◆ Dataset items:
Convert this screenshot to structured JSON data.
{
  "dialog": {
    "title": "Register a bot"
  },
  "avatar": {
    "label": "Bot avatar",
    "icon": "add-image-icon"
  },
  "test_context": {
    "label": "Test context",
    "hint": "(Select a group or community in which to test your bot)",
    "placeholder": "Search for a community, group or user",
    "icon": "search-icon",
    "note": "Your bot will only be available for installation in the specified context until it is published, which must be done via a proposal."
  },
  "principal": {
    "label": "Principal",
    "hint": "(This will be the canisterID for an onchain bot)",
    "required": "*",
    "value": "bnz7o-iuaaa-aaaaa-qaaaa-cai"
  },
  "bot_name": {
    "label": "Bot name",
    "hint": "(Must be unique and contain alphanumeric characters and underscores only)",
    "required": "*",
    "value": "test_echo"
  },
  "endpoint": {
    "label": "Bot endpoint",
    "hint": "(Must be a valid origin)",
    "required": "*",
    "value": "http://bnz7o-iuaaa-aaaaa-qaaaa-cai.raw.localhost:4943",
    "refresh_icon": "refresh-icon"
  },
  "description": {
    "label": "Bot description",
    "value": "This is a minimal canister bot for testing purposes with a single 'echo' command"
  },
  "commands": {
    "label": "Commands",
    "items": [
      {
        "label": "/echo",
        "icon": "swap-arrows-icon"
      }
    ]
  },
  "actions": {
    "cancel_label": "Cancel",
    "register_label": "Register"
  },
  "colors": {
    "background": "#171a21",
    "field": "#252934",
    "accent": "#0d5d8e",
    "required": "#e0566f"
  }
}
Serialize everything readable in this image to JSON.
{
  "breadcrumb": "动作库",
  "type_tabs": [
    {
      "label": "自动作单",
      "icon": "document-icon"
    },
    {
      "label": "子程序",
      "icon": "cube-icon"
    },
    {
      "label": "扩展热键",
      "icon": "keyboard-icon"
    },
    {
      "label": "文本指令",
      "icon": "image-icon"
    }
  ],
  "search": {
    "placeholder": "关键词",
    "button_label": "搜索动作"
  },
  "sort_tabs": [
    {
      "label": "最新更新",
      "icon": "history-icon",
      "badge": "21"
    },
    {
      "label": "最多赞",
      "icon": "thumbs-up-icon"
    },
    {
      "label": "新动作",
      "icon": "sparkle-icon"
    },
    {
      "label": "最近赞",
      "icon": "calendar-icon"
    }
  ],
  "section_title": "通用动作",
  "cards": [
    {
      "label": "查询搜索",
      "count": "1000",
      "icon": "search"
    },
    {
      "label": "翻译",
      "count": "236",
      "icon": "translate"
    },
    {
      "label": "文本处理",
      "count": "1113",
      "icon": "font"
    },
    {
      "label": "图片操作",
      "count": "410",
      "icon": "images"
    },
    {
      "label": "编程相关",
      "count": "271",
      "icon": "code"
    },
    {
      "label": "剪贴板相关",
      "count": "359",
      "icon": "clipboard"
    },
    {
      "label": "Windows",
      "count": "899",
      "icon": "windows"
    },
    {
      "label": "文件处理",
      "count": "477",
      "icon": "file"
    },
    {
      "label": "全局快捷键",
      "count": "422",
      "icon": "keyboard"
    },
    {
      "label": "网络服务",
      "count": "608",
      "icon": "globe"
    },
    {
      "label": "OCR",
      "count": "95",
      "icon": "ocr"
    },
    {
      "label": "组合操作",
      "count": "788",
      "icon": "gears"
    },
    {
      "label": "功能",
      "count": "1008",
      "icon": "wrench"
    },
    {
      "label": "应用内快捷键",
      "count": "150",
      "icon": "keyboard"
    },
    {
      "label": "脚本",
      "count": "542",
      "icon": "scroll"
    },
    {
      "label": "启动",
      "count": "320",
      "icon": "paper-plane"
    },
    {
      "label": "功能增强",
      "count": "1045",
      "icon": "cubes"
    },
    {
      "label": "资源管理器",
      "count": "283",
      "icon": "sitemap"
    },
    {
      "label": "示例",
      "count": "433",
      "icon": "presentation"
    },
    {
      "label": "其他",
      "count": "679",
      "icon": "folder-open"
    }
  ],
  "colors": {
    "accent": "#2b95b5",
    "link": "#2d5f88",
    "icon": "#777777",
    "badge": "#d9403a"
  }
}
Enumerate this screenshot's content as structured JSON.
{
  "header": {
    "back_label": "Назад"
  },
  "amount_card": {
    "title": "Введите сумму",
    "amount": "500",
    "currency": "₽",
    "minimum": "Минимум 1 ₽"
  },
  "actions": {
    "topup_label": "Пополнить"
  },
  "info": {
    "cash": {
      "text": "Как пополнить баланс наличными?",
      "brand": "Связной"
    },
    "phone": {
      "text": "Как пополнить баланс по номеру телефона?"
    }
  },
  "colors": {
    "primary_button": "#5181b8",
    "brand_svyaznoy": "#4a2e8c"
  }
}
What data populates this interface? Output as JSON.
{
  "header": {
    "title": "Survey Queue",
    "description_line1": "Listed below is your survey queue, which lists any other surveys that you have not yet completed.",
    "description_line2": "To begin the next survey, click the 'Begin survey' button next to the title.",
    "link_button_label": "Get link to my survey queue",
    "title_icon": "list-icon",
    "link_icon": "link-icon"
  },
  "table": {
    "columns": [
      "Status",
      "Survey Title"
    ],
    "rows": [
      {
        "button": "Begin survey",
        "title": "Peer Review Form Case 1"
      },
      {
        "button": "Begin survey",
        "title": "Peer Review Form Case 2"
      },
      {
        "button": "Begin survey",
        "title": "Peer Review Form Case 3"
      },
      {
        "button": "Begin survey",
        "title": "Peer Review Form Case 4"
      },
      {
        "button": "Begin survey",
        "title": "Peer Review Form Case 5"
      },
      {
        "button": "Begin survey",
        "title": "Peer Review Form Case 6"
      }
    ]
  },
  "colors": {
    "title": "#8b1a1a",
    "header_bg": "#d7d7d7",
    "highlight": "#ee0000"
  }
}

◆ PROBLEM TO SOLVE: In the entries above, find the line containing "What data populates". Set down that line and every line after it through the last one, exactly and alone.

◆ RESPONSE:
What data populates this interface? Output as JSON.
{
  "header": {
    "title": "Survey Queue",
    "description_line1": "Listed below is your survey queue, which lists any other surveys that you have not yet completed.",
    "description_line2": "To begin the next survey, click the 'Begin survey' button next to the title.",
    "link_button_label": "Get link to my survey queue",
    "title_icon": "list-icon",
    "link_icon": "link-icon"
  },
  "table": {
    "columns": [
      "Status",
      "Survey Title"
    ],
    "rows": [
      {
        "button": "Begin survey",
        "title": "Peer Review Form Case 1"
      },
      {
        "button": "Begin survey",
        "title": "Peer Review Form Case 2"
      },
      {
        "button": "Begin survey",
        "title": "Peer Review Form Case 3"
      },
      {
        "button": "Begin survey",
        "title": "Peer Review Form Case 4"
      },
      {
        "button": "Begin survey",
        "title": "Peer Review Form Case 5"
      },
      {
        "button": "Begin survey",
        "title": "Peer Review Form Case 6"
      }
    ]
  },
  "colors": {
    "title": "#8b1a1a",
    "header_bg": "#d7d7d7",
    "highlight": "#ee0000"
  }
}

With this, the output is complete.